**Problem to solve:** Copy the material that follows word for word and omit its pictures.

━━━━━ Information supplied ━━━━━

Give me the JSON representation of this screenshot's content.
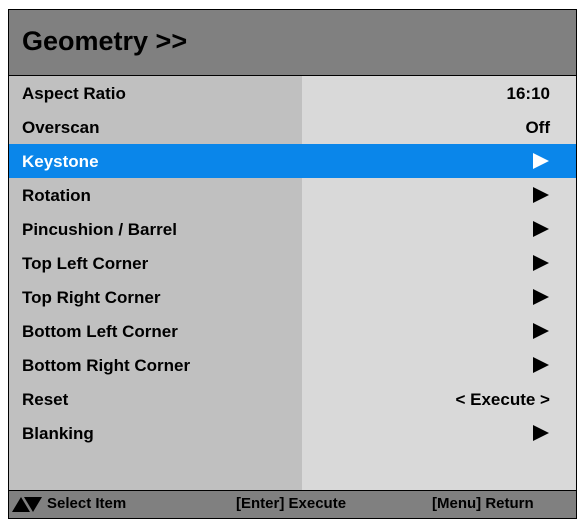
{
  "menu": {
    "title": "Geometry >>",
    "items": [
      {
        "label": "Aspect Ratio",
        "value": "16:10",
        "has_submenu": false,
        "selected": false
      },
      {
        "label": "Overscan",
        "value": "Off",
        "has_submenu": false,
        "selected": false
      },
      {
        "label": "Keystone",
        "value": "",
        "has_submenu": true,
        "selected": true
      },
      {
        "label": "Rotation",
        "value": "",
        "has_submenu": true,
        "selected": false
      },
      {
        "label": "Pincushion / Barrel",
        "value": "",
        "has_submenu": true,
        "selected": false
      },
      {
        "label": "Top Left Corner",
        "value": "",
        "has_submenu": true,
        "selected": false
      },
      {
        "label": "Top Right Corner",
        "value": "",
        "has_submenu": true,
        "selected": false
      },
      {
        "label": "Bottom Left Corner",
        "value": "",
        "has_submenu": true,
        "selected": false
      },
      {
        "label": "Bottom Right Corner",
        "value": "",
        "has_submenu": true,
        "selected": false
      },
      {
        "label": "Reset",
        "value": "< Execute >",
        "has_submenu": false,
        "selected": false
      },
      {
        "label": "Blanking",
        "value": "",
        "has_submenu": true,
        "selected": false
      }
    ]
  },
  "footer": {
    "select_hint": "Select Item",
    "execute_hint": "[Enter] Execute",
    "return_hint": "[Menu] Return"
  },
  "colors": {
    "selected_row": "#0a86ea",
    "header_bg": "#808080",
    "label_column_bg": "#c0c0c0",
    "value_column_bg": "#d9d9d9"
  },
  "icons": {
    "submenu": "triangle-right-icon",
    "navigation": "up-down-arrows-icon"
  }
}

━━━━━

**Solved problem:**
Give me the JSON representation of this screenshot's content.
{
  "menu": {
    "title": "Geometry >>",
    "items": [
      {
        "label": "Aspect Ratio",
        "value": "16:10",
        "has_submenu": false,
        "selected": false
      },
      {
        "label": "Overscan",
        "value": "Off",
        "has_submenu": false,
        "selected": false
      },
      {
        "label": "Keystone",
        "value": "",
        "has_submenu": true,
        "selected": true
      },
      {
        "label": "Rotation",
        "value": "",
        "has_submenu": true,
        "selected": false
      },
      {
        "label": "Pincushion / Barrel",
        "value": "",
        "has_submenu": true,
        "selected": false
      },
      {
        "label": "Top Left Corner",
        "value": "",
        "has_submenu": true,
        "selected": false
      },
      {
        "label": "Top Right Corner",
        "value": "",
        "has_submenu": true,
        "selected": false
      },
      {
        "label": "Bottom Left Corner",
        "value": "",
        "has_submenu": true,
        "selected": false
      },
      {
        "label": "Bottom Right Corner",
        "value": "",
        "has_submenu": true,
        "selected": false
      },
      {
        "label": "Reset",
        "value": "< Execute >",
        "has_submenu": false,
        "selected": false
      },
      {
        "label": "Blanking",
        "value": "",
        "has_submenu": true,
        "selected": false
      }
    ]
  },
  "footer": {
    "select_hint": "Select Item",
    "execute_hint": "[Enter] Execute",
    "return_hint": "[Menu] Return"
  },
  "colors": {
    "selected_row": "#0a86ea",
    "header_bg": "#808080",
    "label_column_bg": "#c0c0c0",
    "value_column_bg": "#d9d9d9"
  },
  "icons": {
    "submenu": "triangle-right-icon",
    "navigation": "up-down-arrows-icon"
  }
}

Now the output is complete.